─── EXTRACTED RECORDS
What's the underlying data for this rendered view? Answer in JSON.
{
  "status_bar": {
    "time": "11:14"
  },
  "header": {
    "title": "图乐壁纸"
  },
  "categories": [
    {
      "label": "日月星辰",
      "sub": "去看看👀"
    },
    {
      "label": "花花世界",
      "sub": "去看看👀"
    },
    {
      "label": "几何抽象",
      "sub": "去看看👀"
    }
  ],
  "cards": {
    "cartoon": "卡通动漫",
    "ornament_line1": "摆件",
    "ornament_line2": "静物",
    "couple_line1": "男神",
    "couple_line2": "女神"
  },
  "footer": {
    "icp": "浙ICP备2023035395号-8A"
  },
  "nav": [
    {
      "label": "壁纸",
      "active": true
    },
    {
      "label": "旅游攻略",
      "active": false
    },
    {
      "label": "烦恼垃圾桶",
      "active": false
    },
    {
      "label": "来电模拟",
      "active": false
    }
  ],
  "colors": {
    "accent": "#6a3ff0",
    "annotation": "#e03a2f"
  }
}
──────
* AIM OF THE EXERCISE *
Copy out all of the lines above exactly.

* WRITTEN RESPONSE *
What's the underlying data for this rendered view? Answer in JSON.
{
  "status_bar": {
    "time": "11:14"
  },
  "header": {
    "title": "图乐壁纸"
  },
  "categories": [
    {
      "label": "日月星辰",
      "sub": "去看看👀"
    },
    {
      "label": "花花世界",
      "sub": "去看看👀"
    },
    {
      "label": "几何抽象",
      "sub": "去看看👀"
    }
  ],
  "cards": {
    "cartoon": "卡通动漫",
    "ornament_line1": "摆件",
    "ornament_line2": "静物",
    "couple_line1": "男神",
    "couple_line2": "女神"
  },
  "footer": {
    "icp": "浙ICP备2023035395号-8A"
  },
  "nav": [
    {
      "label": "壁纸",
      "active": true
    },
    {
      "label": "旅游攻略",
      "active": false
    },
    {
      "label": "烦恼垃圾桶",
      "active": false
    },
    {
      "label": "来电模拟",
      "active": false
    }
  ],
  "colors": {
    "accent": "#6a3ff0",
    "annotation": "#e03a2f"
  }
}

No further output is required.